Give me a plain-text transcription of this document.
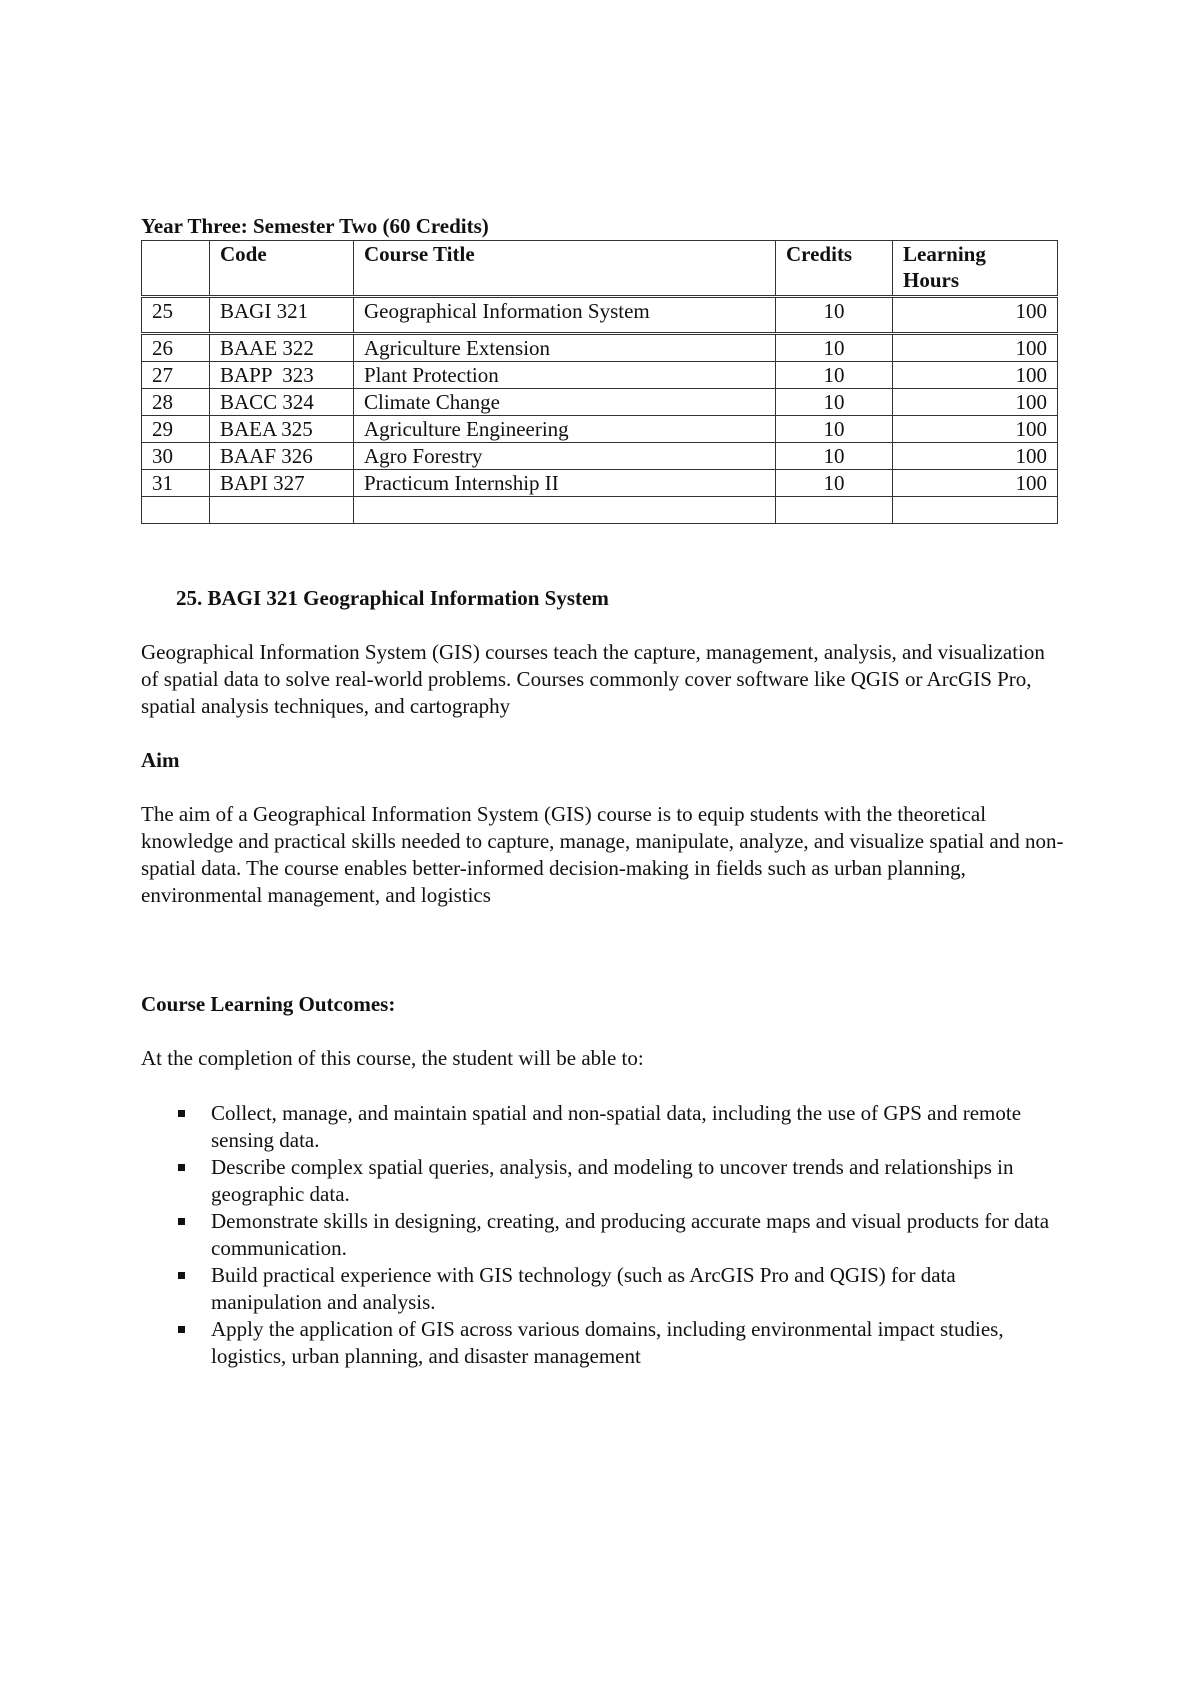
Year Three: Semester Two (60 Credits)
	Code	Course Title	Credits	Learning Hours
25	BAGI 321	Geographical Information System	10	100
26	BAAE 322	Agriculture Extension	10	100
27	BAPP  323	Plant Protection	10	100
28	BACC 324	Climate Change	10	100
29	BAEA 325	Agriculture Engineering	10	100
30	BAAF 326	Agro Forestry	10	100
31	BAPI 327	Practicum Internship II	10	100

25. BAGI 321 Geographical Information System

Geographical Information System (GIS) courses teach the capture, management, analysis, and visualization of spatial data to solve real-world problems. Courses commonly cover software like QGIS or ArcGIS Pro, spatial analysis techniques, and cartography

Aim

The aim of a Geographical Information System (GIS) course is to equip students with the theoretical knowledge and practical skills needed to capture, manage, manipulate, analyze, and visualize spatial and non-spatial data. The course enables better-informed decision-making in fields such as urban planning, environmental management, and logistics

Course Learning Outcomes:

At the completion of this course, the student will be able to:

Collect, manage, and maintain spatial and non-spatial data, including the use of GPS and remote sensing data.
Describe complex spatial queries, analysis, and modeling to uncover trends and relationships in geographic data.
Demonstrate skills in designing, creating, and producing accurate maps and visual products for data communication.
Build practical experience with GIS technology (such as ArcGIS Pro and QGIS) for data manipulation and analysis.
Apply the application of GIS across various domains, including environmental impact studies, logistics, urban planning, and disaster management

==

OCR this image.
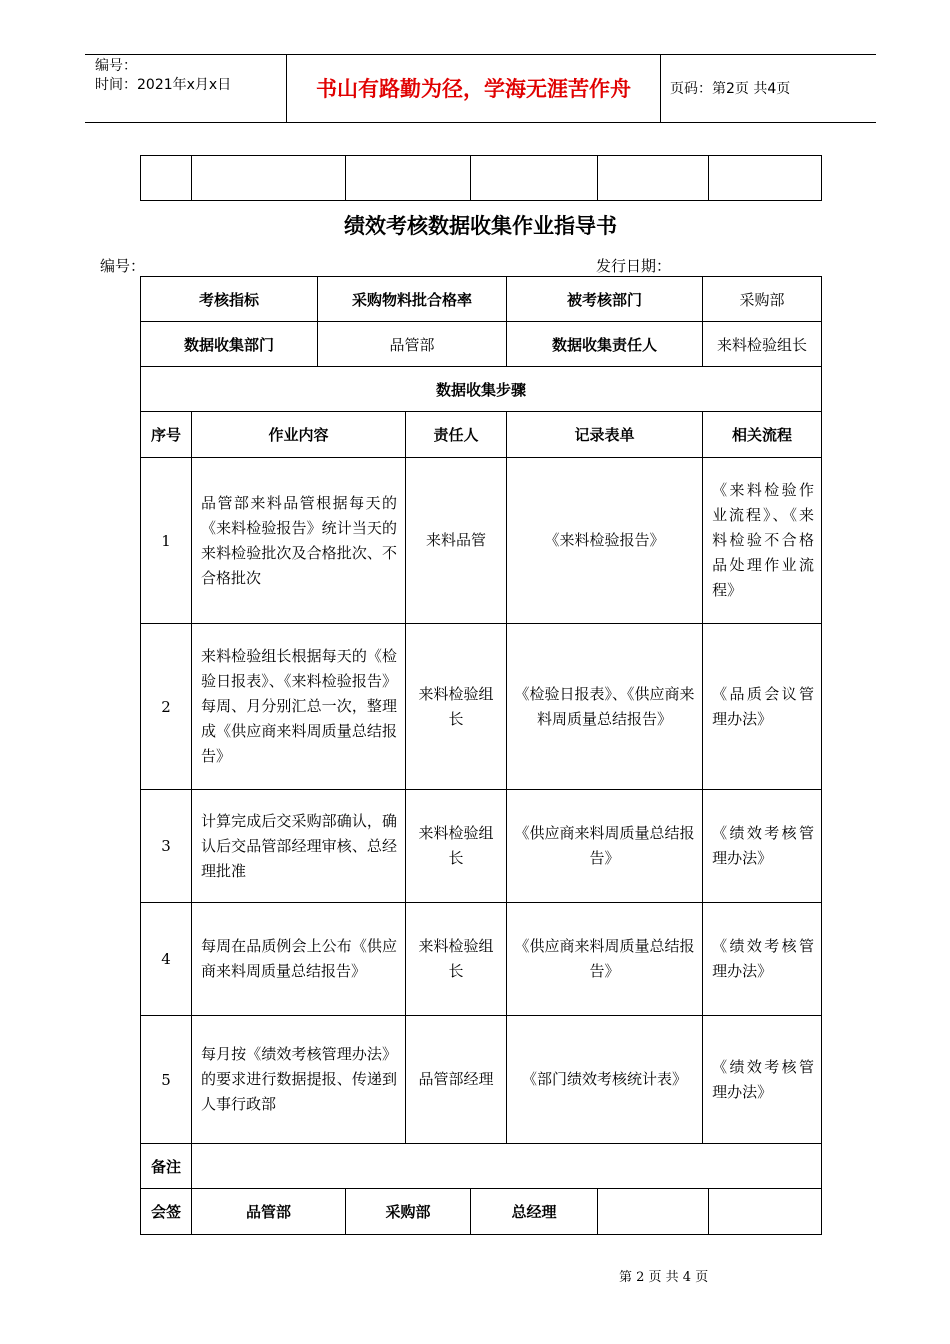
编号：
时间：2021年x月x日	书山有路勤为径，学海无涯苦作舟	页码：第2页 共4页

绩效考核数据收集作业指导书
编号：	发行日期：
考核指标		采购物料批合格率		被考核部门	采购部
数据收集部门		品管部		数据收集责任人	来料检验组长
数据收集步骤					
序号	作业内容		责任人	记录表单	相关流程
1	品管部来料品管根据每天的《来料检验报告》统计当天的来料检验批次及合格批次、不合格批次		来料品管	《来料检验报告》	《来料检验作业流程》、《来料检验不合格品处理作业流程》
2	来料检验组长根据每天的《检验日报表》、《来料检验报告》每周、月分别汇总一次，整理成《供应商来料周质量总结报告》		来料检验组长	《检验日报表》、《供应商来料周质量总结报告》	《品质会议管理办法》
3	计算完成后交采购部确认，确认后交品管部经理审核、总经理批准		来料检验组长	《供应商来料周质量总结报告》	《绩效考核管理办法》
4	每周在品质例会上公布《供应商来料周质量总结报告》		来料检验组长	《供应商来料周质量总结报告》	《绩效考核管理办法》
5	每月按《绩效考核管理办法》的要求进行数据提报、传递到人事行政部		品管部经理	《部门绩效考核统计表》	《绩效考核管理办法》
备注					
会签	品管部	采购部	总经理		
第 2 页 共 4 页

**SET PROBLEM:**
Identify the lines in the entries that hold "including" and return each one.

**THE ANSWER:**
Collect, manage, and maintain spatial and non-spatial data, including the use of GPS and remote sensing data.
Apply the application of GIS across various domains, including environmental impact studies, logistics, urban planning, and disaster management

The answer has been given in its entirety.